Figure record extracts
○ ○ ○ ○

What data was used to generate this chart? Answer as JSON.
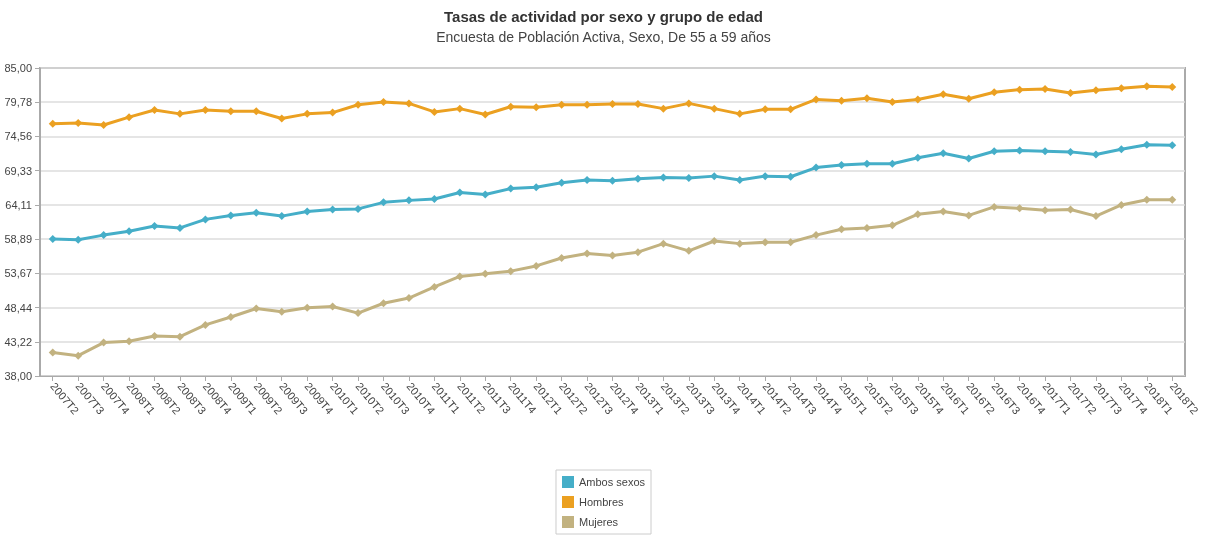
{
  "chart_data": {
    "type": "line",
    "title": "Tasas de actividad por sexo y grupo de edad",
    "subtitle": "Encuesta de Población Activa, Sexo, De 55 a 59 años",
    "categories": [
      "2007T2",
      "2007T3",
      "2007T4",
      "2008T1",
      "2008T2",
      "2008T3",
      "2008T4",
      "2009T1",
      "2009T2",
      "2009T3",
      "2009T4",
      "2010T1",
      "2010T2",
      "2010T3",
      "2010T4",
      "2011T1",
      "2011T2",
      "2011T3",
      "2011T4",
      "2012T1",
      "2012T2",
      "2012T3",
      "2012T4",
      "2013T1",
      "2013T2",
      "2013T3",
      "2013T4",
      "2014T1",
      "2014T2",
      "2014T3",
      "2014T4",
      "2015T1",
      "2015T2",
      "2015T3",
      "2015T4",
      "2016T1",
      "2016T2",
      "2016T3",
      "2016T4",
      "2017T1",
      "2017T2",
      "2017T3",
      "2017T4",
      "2018T1",
      "2018T2"
    ],
    "series": [
      {
        "name": "Ambos sexos",
        "color": "#45aec8",
        "values": [
          58.9,
          58.8,
          59.5,
          60.1,
          60.9,
          60.6,
          61.9,
          62.5,
          62.9,
          62.4,
          63.1,
          63.4,
          63.5,
          64.5,
          64.8,
          65.0,
          66.0,
          65.7,
          66.6,
          66.8,
          67.5,
          67.9,
          67.8,
          68.1,
          68.3,
          68.2,
          68.5,
          67.9,
          68.5,
          68.4,
          69.8,
          70.2,
          70.4,
          70.4,
          71.3,
          72.0,
          71.2,
          72.3,
          72.4,
          72.3,
          72.2,
          71.8,
          72.6,
          73.3,
          73.2
        ]
      },
      {
        "name": "Hombres",
        "color": "#eba021",
        "values": [
          76.5,
          76.6,
          76.3,
          77.5,
          78.6,
          78.0,
          78.6,
          78.4,
          78.4,
          77.3,
          78.0,
          78.2,
          79.4,
          79.8,
          79.6,
          78.3,
          78.8,
          77.9,
          79.1,
          79.0,
          79.4,
          79.4,
          79.5,
          79.5,
          78.8,
          79.6,
          78.8,
          78.0,
          78.7,
          78.7,
          80.2,
          80.0,
          80.4,
          79.8,
          80.2,
          81.0,
          80.3,
          81.3,
          81.7,
          81.8,
          81.2,
          81.6,
          81.9,
          82.2,
          82.1
        ]
      },
      {
        "name": "Mujeres",
        "color": "#c2b280",
        "values": [
          41.6,
          41.1,
          43.1,
          43.3,
          44.1,
          44.0,
          45.8,
          47.0,
          48.3,
          47.8,
          48.4,
          48.6,
          47.6,
          49.1,
          49.9,
          51.6,
          53.2,
          53.6,
          54.0,
          54.8,
          56.0,
          56.7,
          56.4,
          56.9,
          58.2,
          57.1,
          58.6,
          58.2,
          58.4,
          58.4,
          59.5,
          60.4,
          60.6,
          61.0,
          62.7,
          63.1,
          62.5,
          63.8,
          63.6,
          63.3,
          63.4,
          62.4,
          64.1,
          64.9,
          64.9
        ]
      }
    ],
    "ylim": [
      38,
      85
    ],
    "yticks": [
      {
        "value": 38,
        "label": "38,00"
      },
      {
        "value": 43.22,
        "label": "43,22"
      },
      {
        "value": 48.44,
        "label": "48,44"
      },
      {
        "value": 53.67,
        "label": "53,67"
      },
      {
        "value": 58.89,
        "label": "58,89"
      },
      {
        "value": 64.11,
        "label": "64,11"
      },
      {
        "value": 69.33,
        "label": "69,33"
      },
      {
        "value": 74.56,
        "label": "74,56"
      },
      {
        "value": 79.78,
        "label": "79,78"
      },
      {
        "value": 85,
        "label": "85,00"
      }
    ],
    "grid": "y",
    "legend": "bottom",
    "marker": "diamond",
    "line_style": "solid"
  }
}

○ ○ ○ ○

What you will do
All entries must be written out again exactly as given, with no pictures in the copy.

Task solution
What data was used to generate this chart? Answer as JSON.
{
  "chart_data": {
    "type": "line",
    "title": "Tasas de actividad por sexo y grupo de edad",
    "subtitle": "Encuesta de Población Activa, Sexo, De 55 a 59 años",
    "categories": [
      "2007T2",
      "2007T3",
      "2007T4",
      "2008T1",
      "2008T2",
      "2008T3",
      "2008T4",
      "2009T1",
      "2009T2",
      "2009T3",
      "2009T4",
      "2010T1",
      "2010T2",
      "2010T3",
      "2010T4",
      "2011T1",
      "2011T2",
      "2011T3",
      "2011T4",
      "2012T1",
      "2012T2",
      "2012T3",
      "2012T4",
      "2013T1",
      "2013T2",
      "2013T3",
      "2013T4",
      "2014T1",
      "2014T2",
      "2014T3",
      "2014T4",
      "2015T1",
      "2015T2",
      "2015T3",
      "2015T4",
      "2016T1",
      "2016T2",
      "2016T3",
      "2016T4",
      "2017T1",
      "2017T2",
      "2017T3",
      "2017T4",
      "2018T1",
      "2018T2"
    ],
    "series": [
      {
        "name": "Ambos sexos",
        "color": "#45aec8",
        "values": [
          58.9,
          58.8,
          59.5,
          60.1,
          60.9,
          60.6,
          61.9,
          62.5,
          62.9,
          62.4,
          63.1,
          63.4,
          63.5,
          64.5,
          64.8,
          65.0,
          66.0,
          65.7,
          66.6,
          66.8,
          67.5,
          67.9,
          67.8,
          68.1,
          68.3,
          68.2,
          68.5,
          67.9,
          68.5,
          68.4,
          69.8,
          70.2,
          70.4,
          70.4,
          71.3,
          72.0,
          71.2,
          72.3,
          72.4,
          72.3,
          72.2,
          71.8,
          72.6,
          73.3,
          73.2
        ]
      },
      {
        "name": "Hombres",
        "color": "#eba021",
        "values": [
          76.5,
          76.6,
          76.3,
          77.5,
          78.6,
          78.0,
          78.6,
          78.4,
          78.4,
          77.3,
          78.0,
          78.2,
          79.4,
          79.8,
          79.6,
          78.3,
          78.8,
          77.9,
          79.1,
          79.0,
          79.4,
          79.4,
          79.5,
          79.5,
          78.8,
          79.6,
          78.8,
          78.0,
          78.7,
          78.7,
          80.2,
          80.0,
          80.4,
          79.8,
          80.2,
          81.0,
          80.3,
          81.3,
          81.7,
          81.8,
          81.2,
          81.6,
          81.9,
          82.2,
          82.1
        ]
      },
      {
        "name": "Mujeres",
        "color": "#c2b280",
        "values": [
          41.6,
          41.1,
          43.1,
          43.3,
          44.1,
          44.0,
          45.8,
          47.0,
          48.3,
          47.8,
          48.4,
          48.6,
          47.6,
          49.1,
          49.9,
          51.6,
          53.2,
          53.6,
          54.0,
          54.8,
          56.0,
          56.7,
          56.4,
          56.9,
          58.2,
          57.1,
          58.6,
          58.2,
          58.4,
          58.4,
          59.5,
          60.4,
          60.6,
          61.0,
          62.7,
          63.1,
          62.5,
          63.8,
          63.6,
          63.3,
          63.4,
          62.4,
          64.1,
          64.9,
          64.9
        ]
      }
    ],
    "ylim": [
      38,
      85
    ],
    "yticks": [
      {
        "value": 38,
        "label": "38,00"
      },
      {
        "value": 43.22,
        "label": "43,22"
      },
      {
        "value": 48.44,
        "label": "48,44"
      },
      {
        "value": 53.67,
        "label": "53,67"
      },
      {
        "value": 58.89,
        "label": "58,89"
      },
      {
        "value": 64.11,
        "label": "64,11"
      },
      {
        "value": 69.33,
        "label": "69,33"
      },
      {
        "value": 74.56,
        "label": "74,56"
      },
      {
        "value": 79.78,
        "label": "79,78"
      },
      {
        "value": 85,
        "label": "85,00"
      }
    ],
    "grid": "y",
    "legend": "bottom",
    "marker": "diamond",
    "line_style": "solid"
  }
}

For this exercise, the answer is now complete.